*Written problem*
List all lines of the data that include the string "description".

Data records

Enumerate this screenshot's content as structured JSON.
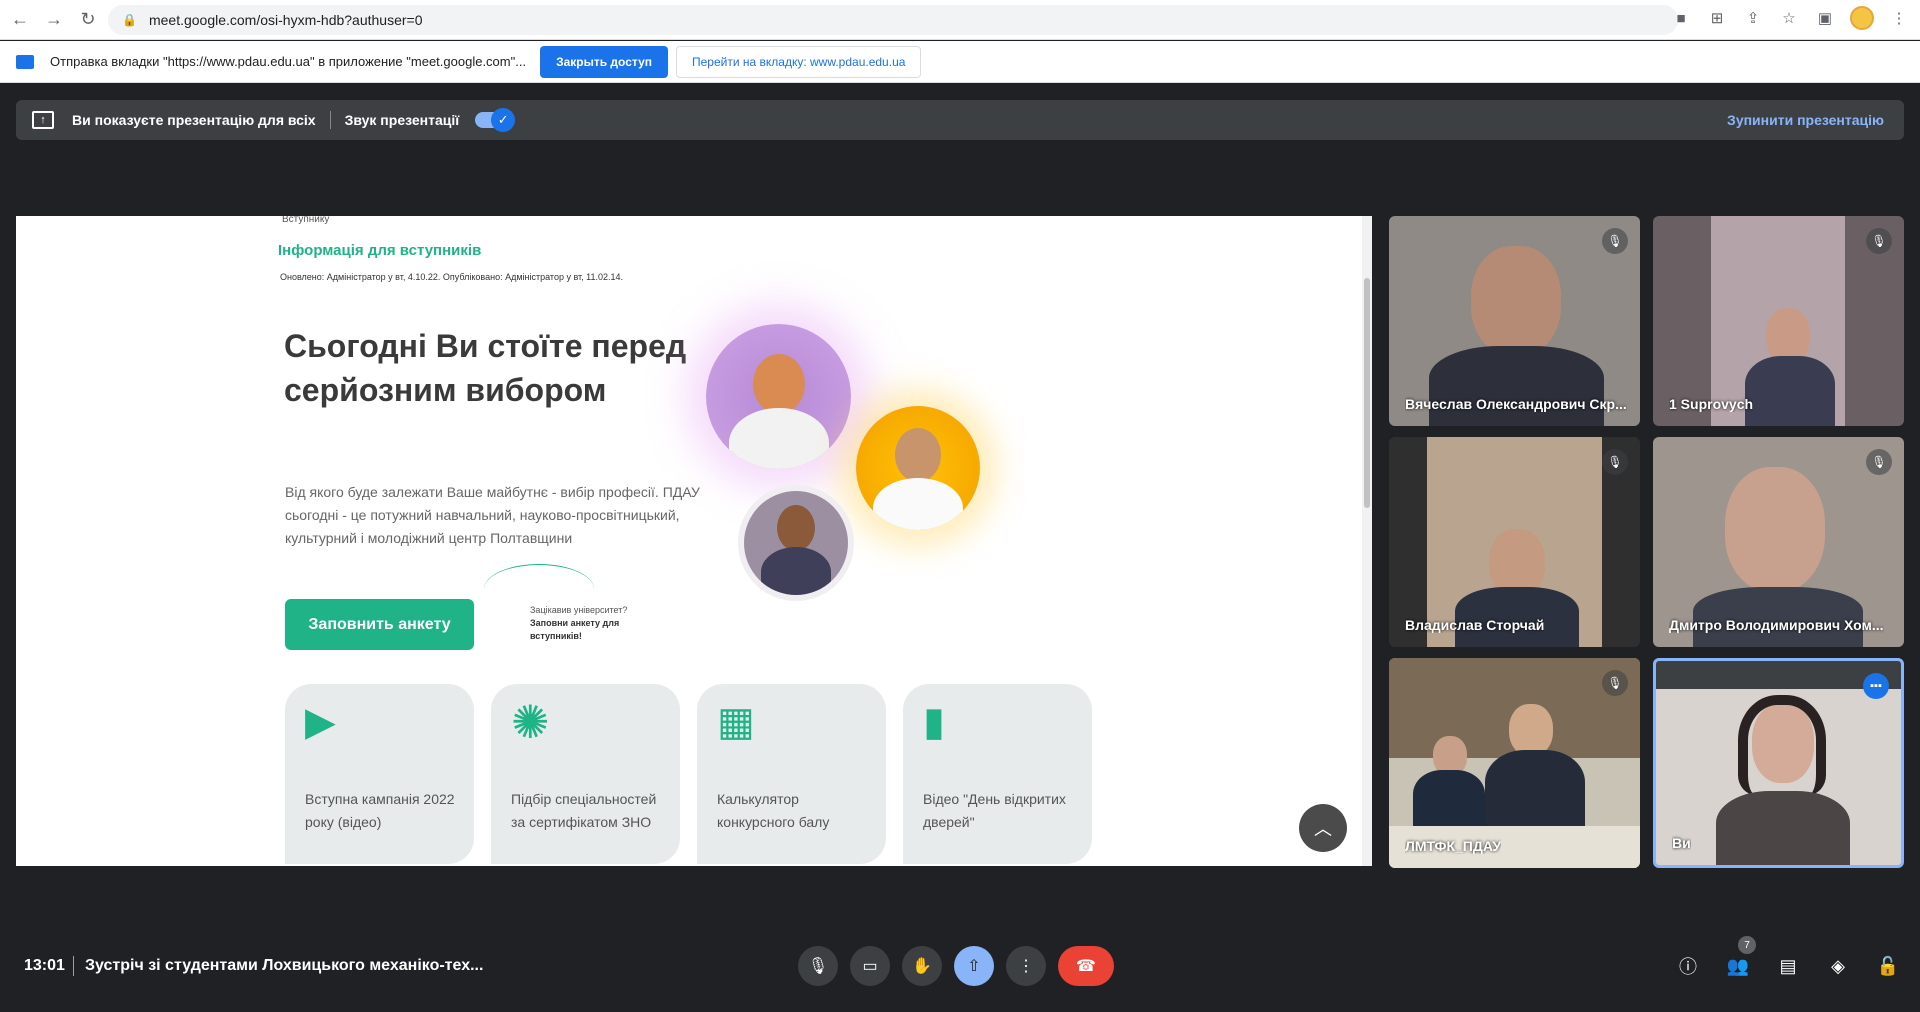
{
  "browser": {
    "url": "meet.google.com/osi-hyxm-hdb?authuser=0"
  },
  "infobar": {
    "text": "Отправка вкладки \"https://www.pdau.edu.ua\" в приложение \"meet.google.com\"...",
    "close_label": "Закрыть доступ",
    "switch_label": "Перейти на вкладку: www.pdau.edu.ua"
  },
  "presentation_bar": {
    "presenting_text": "Ви показуєте презентацію для всіх",
    "audio_label": "Звук презентації",
    "stop_label": "Зупинити презентацію"
  },
  "presented_page": {
    "breadcrumb": "Вступнику",
    "heading": "Інформація для вступників",
    "meta": "Оновлено: Адміністратор у вт, 4.10.22. Опубліковано: Адміністратор у вт, 11.02.14.",
    "hero_title": "Сьогодні Ви стоїте перед серйозним вибором",
    "hero_desc": "Від якого буде залежати Ваше майбутнє - вибір професії. ПДАУ сьогодні - це потужний навчальний, науково-просвітницький, культурний і молодіжний центр Полтавщини",
    "cta_label": "Заповнить анкету",
    "hint_question": "Зацікавив університет?",
    "hint_action": "Заповни анкету для вступників!",
    "cards": [
      {
        "label": "Вступна кампанія 2022 року (відео)",
        "icon": "play-icon"
      },
      {
        "label": "Підбір спеціальностей за сертифікатом ЗНО",
        "icon": "sun-icon"
      },
      {
        "label": "Калькулятор конкурсного балу",
        "icon": "calculator-icon"
      },
      {
        "label": "Відео \"День відкритих дверей\"",
        "icon": "door-icon"
      }
    ]
  },
  "participants": [
    {
      "name": "Вячеслав Олександрович Скр...",
      "muted": true
    },
    {
      "name": "1 Suprovych",
      "muted": true
    },
    {
      "name": "Владислав Сторчай",
      "muted": true
    },
    {
      "name": "Дмитро Володимирович Хом...",
      "muted": true
    },
    {
      "name": "ЛМТФК_ПДАУ",
      "muted": true
    },
    {
      "name": "Ви",
      "speaking": true
    }
  ],
  "bottom_bar": {
    "time": "13:01",
    "meeting_title": "Зустріч зі студентами Лохвицького механіко-тех...",
    "people_count": "7"
  },
  "colors": {
    "accent": "#1fb387",
    "meet_blue": "#8ab4f8",
    "hangup": "#ea4335"
  }
}
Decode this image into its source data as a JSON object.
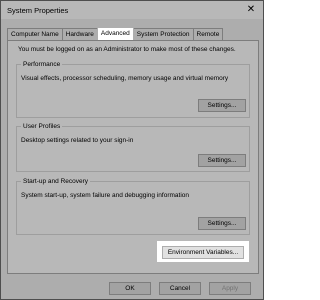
{
  "window": {
    "title": "System Properties",
    "close_glyph": "✕"
  },
  "tabs": [
    "Computer Name",
    "Hardware",
    "Advanced",
    "System Protection",
    "Remote"
  ],
  "active_tab": "Advanced",
  "admin_note": "You must be logged on as an Administrator to make most of these changes.",
  "performance": {
    "title": "Performance",
    "description": "Visual effects, processor scheduling, memory usage and virtual memory",
    "button": "Settings..."
  },
  "user_profiles": {
    "title": "User Profiles",
    "description": "Desktop settings related to your sign-in",
    "button": "Settings..."
  },
  "startup_recovery": {
    "title": "Start-up and Recovery",
    "description": "System start-up, system failure and debugging information",
    "button": "Settings..."
  },
  "env_button": "Environment Variables...",
  "footer": {
    "ok": "OK",
    "cancel": "Cancel",
    "apply": "Apply"
  }
}
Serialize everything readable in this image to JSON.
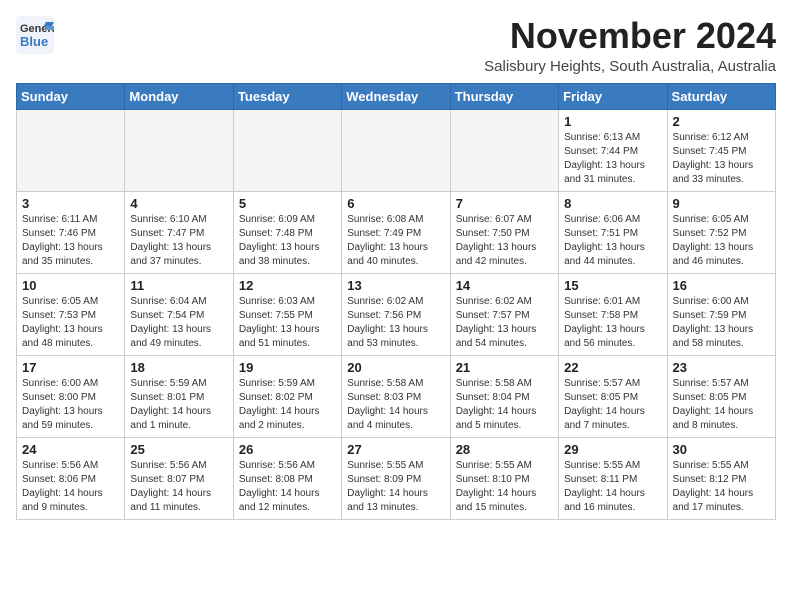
{
  "header": {
    "logo_general": "General",
    "logo_blue": "Blue",
    "month_title": "November 2024",
    "location": "Salisbury Heights, South Australia, Australia"
  },
  "days_of_week": [
    "Sunday",
    "Monday",
    "Tuesday",
    "Wednesday",
    "Thursday",
    "Friday",
    "Saturday"
  ],
  "weeks": [
    [
      {
        "day": "",
        "info": ""
      },
      {
        "day": "",
        "info": ""
      },
      {
        "day": "",
        "info": ""
      },
      {
        "day": "",
        "info": ""
      },
      {
        "day": "",
        "info": ""
      },
      {
        "day": "1",
        "info": "Sunrise: 6:13 AM\nSunset: 7:44 PM\nDaylight: 13 hours and 31 minutes."
      },
      {
        "day": "2",
        "info": "Sunrise: 6:12 AM\nSunset: 7:45 PM\nDaylight: 13 hours and 33 minutes."
      }
    ],
    [
      {
        "day": "3",
        "info": "Sunrise: 6:11 AM\nSunset: 7:46 PM\nDaylight: 13 hours and 35 minutes."
      },
      {
        "day": "4",
        "info": "Sunrise: 6:10 AM\nSunset: 7:47 PM\nDaylight: 13 hours and 37 minutes."
      },
      {
        "day": "5",
        "info": "Sunrise: 6:09 AM\nSunset: 7:48 PM\nDaylight: 13 hours and 38 minutes."
      },
      {
        "day": "6",
        "info": "Sunrise: 6:08 AM\nSunset: 7:49 PM\nDaylight: 13 hours and 40 minutes."
      },
      {
        "day": "7",
        "info": "Sunrise: 6:07 AM\nSunset: 7:50 PM\nDaylight: 13 hours and 42 minutes."
      },
      {
        "day": "8",
        "info": "Sunrise: 6:06 AM\nSunset: 7:51 PM\nDaylight: 13 hours and 44 minutes."
      },
      {
        "day": "9",
        "info": "Sunrise: 6:05 AM\nSunset: 7:52 PM\nDaylight: 13 hours and 46 minutes."
      }
    ],
    [
      {
        "day": "10",
        "info": "Sunrise: 6:05 AM\nSunset: 7:53 PM\nDaylight: 13 hours and 48 minutes."
      },
      {
        "day": "11",
        "info": "Sunrise: 6:04 AM\nSunset: 7:54 PM\nDaylight: 13 hours and 49 minutes."
      },
      {
        "day": "12",
        "info": "Sunrise: 6:03 AM\nSunset: 7:55 PM\nDaylight: 13 hours and 51 minutes."
      },
      {
        "day": "13",
        "info": "Sunrise: 6:02 AM\nSunset: 7:56 PM\nDaylight: 13 hours and 53 minutes."
      },
      {
        "day": "14",
        "info": "Sunrise: 6:02 AM\nSunset: 7:57 PM\nDaylight: 13 hours and 54 minutes."
      },
      {
        "day": "15",
        "info": "Sunrise: 6:01 AM\nSunset: 7:58 PM\nDaylight: 13 hours and 56 minutes."
      },
      {
        "day": "16",
        "info": "Sunrise: 6:00 AM\nSunset: 7:59 PM\nDaylight: 13 hours and 58 minutes."
      }
    ],
    [
      {
        "day": "17",
        "info": "Sunrise: 6:00 AM\nSunset: 8:00 PM\nDaylight: 13 hours and 59 minutes."
      },
      {
        "day": "18",
        "info": "Sunrise: 5:59 AM\nSunset: 8:01 PM\nDaylight: 14 hours and 1 minute."
      },
      {
        "day": "19",
        "info": "Sunrise: 5:59 AM\nSunset: 8:02 PM\nDaylight: 14 hours and 2 minutes."
      },
      {
        "day": "20",
        "info": "Sunrise: 5:58 AM\nSunset: 8:03 PM\nDaylight: 14 hours and 4 minutes."
      },
      {
        "day": "21",
        "info": "Sunrise: 5:58 AM\nSunset: 8:04 PM\nDaylight: 14 hours and 5 minutes."
      },
      {
        "day": "22",
        "info": "Sunrise: 5:57 AM\nSunset: 8:05 PM\nDaylight: 14 hours and 7 minutes."
      },
      {
        "day": "23",
        "info": "Sunrise: 5:57 AM\nSunset: 8:05 PM\nDaylight: 14 hours and 8 minutes."
      }
    ],
    [
      {
        "day": "24",
        "info": "Sunrise: 5:56 AM\nSunset: 8:06 PM\nDaylight: 14 hours and 9 minutes."
      },
      {
        "day": "25",
        "info": "Sunrise: 5:56 AM\nSunset: 8:07 PM\nDaylight: 14 hours and 11 minutes."
      },
      {
        "day": "26",
        "info": "Sunrise: 5:56 AM\nSunset: 8:08 PM\nDaylight: 14 hours and 12 minutes."
      },
      {
        "day": "27",
        "info": "Sunrise: 5:55 AM\nSunset: 8:09 PM\nDaylight: 14 hours and 13 minutes."
      },
      {
        "day": "28",
        "info": "Sunrise: 5:55 AM\nSunset: 8:10 PM\nDaylight: 14 hours and 15 minutes."
      },
      {
        "day": "29",
        "info": "Sunrise: 5:55 AM\nSunset: 8:11 PM\nDaylight: 14 hours and 16 minutes."
      },
      {
        "day": "30",
        "info": "Sunrise: 5:55 AM\nSunset: 8:12 PM\nDaylight: 14 hours and 17 minutes."
      }
    ]
  ]
}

*Result*
    "description": "Visual effects, processor scheduling, memory usage and virtual memory",
    "description": "Desktop settings related to your sign-in",
    "description": "System start-up, system failure and debugging information",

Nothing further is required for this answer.